++++ Information shown ++++
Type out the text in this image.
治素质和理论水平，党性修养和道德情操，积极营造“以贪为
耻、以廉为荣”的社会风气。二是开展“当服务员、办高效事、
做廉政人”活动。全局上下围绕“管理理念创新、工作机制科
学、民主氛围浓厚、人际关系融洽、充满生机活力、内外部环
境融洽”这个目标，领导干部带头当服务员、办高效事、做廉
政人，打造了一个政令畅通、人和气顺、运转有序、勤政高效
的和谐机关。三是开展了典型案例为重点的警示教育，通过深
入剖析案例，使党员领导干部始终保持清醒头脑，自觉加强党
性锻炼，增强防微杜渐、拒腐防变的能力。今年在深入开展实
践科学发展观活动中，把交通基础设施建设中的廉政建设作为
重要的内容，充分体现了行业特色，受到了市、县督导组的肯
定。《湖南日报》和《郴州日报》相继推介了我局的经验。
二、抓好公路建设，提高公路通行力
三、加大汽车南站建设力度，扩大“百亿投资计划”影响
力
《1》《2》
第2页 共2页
++++
- Task brief: Transcribe the material above in its entirety. Match it exactly.

- Reply to the exercise:
Type out the text in this image.
治素质和理论水平，党性修养和道德情操，积极营造“以贪为
耻、以廉为荣”的社会风气。二是开展“当服务员、办高效事、
做廉政人”活动。全局上下围绕“管理理念创新、工作机制科
学、民主氛围浓厚、人际关系融洽、充满生机活力、内外部环
境融洽”这个目标，领导干部带头当服务员、办高效事、做廉
政人，打造了一个政令畅通、人和气顺、运转有序、勤政高效
的和谐机关。三是开展了典型案例为重点的警示教育，通过深
入剖析案例，使党员领导干部始终保持清醒头脑，自觉加强党
性锻炼，增强防微杜渐、拒腐防变的能力。今年在深入开展实
践科学发展观活动中，把交通基础设施建设中的廉政建设作为
重要的内容，充分体现了行业特色，受到了市、县督导组的肯
定。《湖南日报》和《郴州日报》相继推介了我局的经验。
二、抓好公路建设，提高公路通行力
三、加大汽车南站建设力度，扩大“百亿投资计划”影响
力
《1》《2》
第2页 共2页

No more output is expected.